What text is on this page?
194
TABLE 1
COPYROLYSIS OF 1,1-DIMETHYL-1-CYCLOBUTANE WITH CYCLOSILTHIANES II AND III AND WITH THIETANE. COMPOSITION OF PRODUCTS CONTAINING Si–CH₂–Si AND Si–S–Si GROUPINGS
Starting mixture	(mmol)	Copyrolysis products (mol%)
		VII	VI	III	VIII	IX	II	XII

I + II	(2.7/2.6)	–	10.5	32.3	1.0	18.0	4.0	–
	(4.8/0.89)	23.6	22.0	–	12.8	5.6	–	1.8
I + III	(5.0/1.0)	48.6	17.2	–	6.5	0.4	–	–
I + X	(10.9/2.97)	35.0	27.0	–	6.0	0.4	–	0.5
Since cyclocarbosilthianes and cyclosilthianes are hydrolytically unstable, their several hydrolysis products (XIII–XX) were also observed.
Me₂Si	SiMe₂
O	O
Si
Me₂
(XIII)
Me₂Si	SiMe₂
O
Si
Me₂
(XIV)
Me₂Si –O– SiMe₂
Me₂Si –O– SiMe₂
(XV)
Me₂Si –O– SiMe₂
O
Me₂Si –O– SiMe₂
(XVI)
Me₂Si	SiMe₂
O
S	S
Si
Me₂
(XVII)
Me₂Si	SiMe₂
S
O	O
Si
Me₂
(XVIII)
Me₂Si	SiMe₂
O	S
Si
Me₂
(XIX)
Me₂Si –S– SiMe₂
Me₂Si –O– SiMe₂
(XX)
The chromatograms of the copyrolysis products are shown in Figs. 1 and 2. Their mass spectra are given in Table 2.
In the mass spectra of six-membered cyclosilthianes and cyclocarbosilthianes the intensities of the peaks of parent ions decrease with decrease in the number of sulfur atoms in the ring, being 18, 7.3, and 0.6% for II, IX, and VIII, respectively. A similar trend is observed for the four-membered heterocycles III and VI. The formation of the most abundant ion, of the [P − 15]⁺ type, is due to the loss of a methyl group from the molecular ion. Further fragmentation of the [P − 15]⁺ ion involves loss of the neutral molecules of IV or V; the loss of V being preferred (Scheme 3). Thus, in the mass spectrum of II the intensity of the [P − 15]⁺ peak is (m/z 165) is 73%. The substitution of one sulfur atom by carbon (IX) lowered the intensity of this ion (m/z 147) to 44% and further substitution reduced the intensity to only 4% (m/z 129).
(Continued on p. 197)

○ ○ ○

[WORK TO BE COMPLETED] Return all lines containing "spectra".

[WRITTEN ANSWER]
The chromatograms of the copyrolysis products are shown in Figs. 1 and 2. Their mass spectra are given in Table 2.
In the mass spectra of six-membered cyclosilthianes and cyclocarbosilthianes the intensities of the peaks of parent ions decrease with decrease in the number of sulfur atoms in the ring, being 18, 7.3, and 0.6% for II, IX, and VIII, respectively. A similar trend is observed for the four-membered heterocycles III and VI. The formation of the most abundant ion, of the [P − 15]⁺ type, is due to the loss of a methyl group from the molecular ion. Further fragmentation of the [P − 15]⁺ ion involves loss of the neutral molecules of IV or V; the loss of V being preferred (Scheme 3). Thus, in the mass spectrum of II the intensity of the [P − 15]⁺ peak is (m/z 165) is 73%. The substitution of one sulfur atom by carbon (IX) lowered the intensity of this ion (m/z 147) to 44% and further substitution reduced the intensity to only 4% (m/z 129).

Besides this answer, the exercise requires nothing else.